# Stated task
Return all lines where the word "xlabel" can be found.

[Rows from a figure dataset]
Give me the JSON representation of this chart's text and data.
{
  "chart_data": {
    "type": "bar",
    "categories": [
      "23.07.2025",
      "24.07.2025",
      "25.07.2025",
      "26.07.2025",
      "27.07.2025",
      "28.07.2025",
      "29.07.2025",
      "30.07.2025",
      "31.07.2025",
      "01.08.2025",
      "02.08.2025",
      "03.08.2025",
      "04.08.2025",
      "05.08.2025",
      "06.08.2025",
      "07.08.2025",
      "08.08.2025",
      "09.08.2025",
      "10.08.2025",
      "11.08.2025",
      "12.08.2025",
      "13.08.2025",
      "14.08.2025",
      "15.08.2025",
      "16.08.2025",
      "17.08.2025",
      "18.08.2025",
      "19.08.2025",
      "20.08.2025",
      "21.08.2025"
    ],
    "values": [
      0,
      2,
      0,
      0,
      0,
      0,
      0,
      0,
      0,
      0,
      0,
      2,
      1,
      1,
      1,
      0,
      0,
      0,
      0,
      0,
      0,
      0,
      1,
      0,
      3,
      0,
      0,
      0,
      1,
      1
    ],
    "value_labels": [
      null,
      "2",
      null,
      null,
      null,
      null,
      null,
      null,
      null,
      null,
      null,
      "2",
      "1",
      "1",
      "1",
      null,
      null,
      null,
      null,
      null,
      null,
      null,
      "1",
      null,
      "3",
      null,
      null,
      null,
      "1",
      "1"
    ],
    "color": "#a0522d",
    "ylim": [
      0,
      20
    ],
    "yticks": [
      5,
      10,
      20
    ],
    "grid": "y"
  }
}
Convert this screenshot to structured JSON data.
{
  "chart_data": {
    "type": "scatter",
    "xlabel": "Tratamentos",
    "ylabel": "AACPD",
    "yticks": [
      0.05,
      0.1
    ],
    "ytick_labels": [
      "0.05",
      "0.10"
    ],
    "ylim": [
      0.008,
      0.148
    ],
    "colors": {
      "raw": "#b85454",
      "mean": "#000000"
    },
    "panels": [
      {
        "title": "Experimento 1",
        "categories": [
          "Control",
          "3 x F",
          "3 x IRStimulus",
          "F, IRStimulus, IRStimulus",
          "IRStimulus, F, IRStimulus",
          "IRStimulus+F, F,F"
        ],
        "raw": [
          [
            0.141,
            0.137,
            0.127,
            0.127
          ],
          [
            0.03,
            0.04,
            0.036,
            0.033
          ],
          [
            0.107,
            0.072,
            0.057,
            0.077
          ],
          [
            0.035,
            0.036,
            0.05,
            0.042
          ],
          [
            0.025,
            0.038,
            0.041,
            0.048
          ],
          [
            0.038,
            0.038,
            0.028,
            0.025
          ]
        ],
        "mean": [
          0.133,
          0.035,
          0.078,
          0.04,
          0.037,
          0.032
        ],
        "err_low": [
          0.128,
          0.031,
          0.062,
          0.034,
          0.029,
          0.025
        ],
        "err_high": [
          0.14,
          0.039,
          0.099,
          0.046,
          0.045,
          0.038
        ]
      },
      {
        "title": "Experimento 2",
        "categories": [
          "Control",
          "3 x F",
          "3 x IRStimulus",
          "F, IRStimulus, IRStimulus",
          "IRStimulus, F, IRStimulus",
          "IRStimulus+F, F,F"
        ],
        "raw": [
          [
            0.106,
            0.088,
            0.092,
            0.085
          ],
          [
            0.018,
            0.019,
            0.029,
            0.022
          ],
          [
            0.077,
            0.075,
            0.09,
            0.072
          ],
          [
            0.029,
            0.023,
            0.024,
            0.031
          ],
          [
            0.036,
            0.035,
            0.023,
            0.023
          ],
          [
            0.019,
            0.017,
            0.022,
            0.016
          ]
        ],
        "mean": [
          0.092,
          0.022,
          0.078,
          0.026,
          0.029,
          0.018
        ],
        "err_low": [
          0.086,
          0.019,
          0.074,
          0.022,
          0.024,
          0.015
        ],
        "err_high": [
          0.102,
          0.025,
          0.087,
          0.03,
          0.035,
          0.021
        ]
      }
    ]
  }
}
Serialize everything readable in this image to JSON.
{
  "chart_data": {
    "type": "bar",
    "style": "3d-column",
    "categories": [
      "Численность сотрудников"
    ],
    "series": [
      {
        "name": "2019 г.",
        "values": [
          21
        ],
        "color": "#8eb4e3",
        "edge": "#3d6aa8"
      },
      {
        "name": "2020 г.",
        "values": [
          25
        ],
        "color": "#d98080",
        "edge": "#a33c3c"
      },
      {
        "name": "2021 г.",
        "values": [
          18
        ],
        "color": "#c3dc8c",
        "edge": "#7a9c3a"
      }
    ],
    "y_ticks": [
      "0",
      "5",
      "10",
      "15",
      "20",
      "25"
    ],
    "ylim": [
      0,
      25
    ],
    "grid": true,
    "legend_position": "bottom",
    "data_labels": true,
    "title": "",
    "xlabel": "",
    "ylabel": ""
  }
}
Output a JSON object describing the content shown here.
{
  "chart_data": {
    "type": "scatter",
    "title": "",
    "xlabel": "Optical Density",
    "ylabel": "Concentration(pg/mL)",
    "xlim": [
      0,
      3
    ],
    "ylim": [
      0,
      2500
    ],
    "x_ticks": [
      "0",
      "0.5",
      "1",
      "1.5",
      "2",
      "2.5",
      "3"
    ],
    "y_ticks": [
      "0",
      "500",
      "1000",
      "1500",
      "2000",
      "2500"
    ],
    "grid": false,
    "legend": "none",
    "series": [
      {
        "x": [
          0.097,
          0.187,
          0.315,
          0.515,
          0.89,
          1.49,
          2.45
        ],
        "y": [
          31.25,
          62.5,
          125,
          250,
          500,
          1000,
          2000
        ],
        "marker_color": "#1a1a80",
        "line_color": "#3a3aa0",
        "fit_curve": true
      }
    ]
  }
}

# Expected answer
    "xlabel": "Tratamentos",
    "xlabel": "",
    "xlabel": "Optical Density",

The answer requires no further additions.